++++ EXTRACTED MATERIAL

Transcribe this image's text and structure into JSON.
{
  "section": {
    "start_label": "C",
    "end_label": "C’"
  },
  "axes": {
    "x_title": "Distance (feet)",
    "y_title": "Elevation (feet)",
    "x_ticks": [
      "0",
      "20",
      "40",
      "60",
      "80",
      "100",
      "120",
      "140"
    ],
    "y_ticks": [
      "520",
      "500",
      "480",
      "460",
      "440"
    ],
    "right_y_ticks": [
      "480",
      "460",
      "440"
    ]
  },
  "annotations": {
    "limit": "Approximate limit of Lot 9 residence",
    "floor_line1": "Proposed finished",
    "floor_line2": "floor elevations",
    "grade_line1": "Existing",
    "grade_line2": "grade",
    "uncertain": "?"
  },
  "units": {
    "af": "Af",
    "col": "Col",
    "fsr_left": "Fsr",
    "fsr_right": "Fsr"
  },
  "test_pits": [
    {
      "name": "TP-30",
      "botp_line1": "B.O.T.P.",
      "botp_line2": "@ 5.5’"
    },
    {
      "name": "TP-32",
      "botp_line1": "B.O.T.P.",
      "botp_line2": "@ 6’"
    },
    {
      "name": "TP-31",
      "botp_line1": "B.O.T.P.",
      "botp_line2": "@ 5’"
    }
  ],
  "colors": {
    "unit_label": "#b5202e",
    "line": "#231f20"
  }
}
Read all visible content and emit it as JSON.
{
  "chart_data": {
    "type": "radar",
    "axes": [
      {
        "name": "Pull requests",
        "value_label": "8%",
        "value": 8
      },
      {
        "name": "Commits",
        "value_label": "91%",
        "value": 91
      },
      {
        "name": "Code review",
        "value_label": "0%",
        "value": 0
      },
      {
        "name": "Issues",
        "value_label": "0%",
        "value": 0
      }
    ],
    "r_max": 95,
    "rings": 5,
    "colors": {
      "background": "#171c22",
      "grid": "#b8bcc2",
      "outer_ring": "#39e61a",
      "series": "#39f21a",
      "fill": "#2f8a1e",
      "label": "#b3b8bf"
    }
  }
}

++++++++

WRITTEN PROBLEM:
Repeat all the entries exactly as given.

REPLY TO THE EXERCISE:
Transcribe this image's text and structure into JSON.
{
  "section": {
    "start_label": "C",
    "end_label": "C’"
  },
  "axes": {
    "x_title": "Distance (feet)",
    "y_title": "Elevation (feet)",
    "x_ticks": [
      "0",
      "20",
      "40",
      "60",
      "80",
      "100",
      "120",
      "140"
    ],
    "y_ticks": [
      "520",
      "500",
      "480",
      "460",
      "440"
    ],
    "right_y_ticks": [
      "480",
      "460",
      "440"
    ]
  },
  "annotations": {
    "limit": "Approximate limit of Lot 9 residence",
    "floor_line1": "Proposed finished",
    "floor_line2": "floor elevations",
    "grade_line1": "Existing",
    "grade_line2": "grade",
    "uncertain": "?"
  },
  "units": {
    "af": "Af",
    "col": "Col",
    "fsr_left": "Fsr",
    "fsr_right": "Fsr"
  },
  "test_pits": [
    {
      "name": "TP-30",
      "botp_line1": "B.O.T.P.",
      "botp_line2": "@ 5.5’"
    },
    {
      "name": "TP-32",
      "botp_line1": "B.O.T.P.",
      "botp_line2": "@ 6’"
    },
    {
      "name": "TP-31",
      "botp_line1": "B.O.T.P.",
      "botp_line2": "@ 5’"
    }
  ],
  "colors": {
    "unit_label": "#b5202e",
    "line": "#231f20"
  }
}
Read all visible content and emit it as JSON.
{
  "chart_data": {
    "type": "radar",
    "axes": [
      {
        "name": "Pull requests",
        "value_label": "8%",
        "value": 8
      },
      {
        "name": "Commits",
        "value_label": "91%",
        "value": 91
      },
      {
        "name": "Code review",
        "value_label": "0%",
        "value": 0
      },
      {
        "name": "Issues",
        "value_label": "0%",
        "value": 0
      }
    ],
    "r_max": 95,
    "rings": 5,
    "colors": {
      "background": "#171c22",
      "grid": "#b8bcc2",
      "outer_ring": "#39e61a",
      "series": "#39f21a",
      "fill": "#2f8a1e",
      "label": "#b3b8bf"
    }
  }
}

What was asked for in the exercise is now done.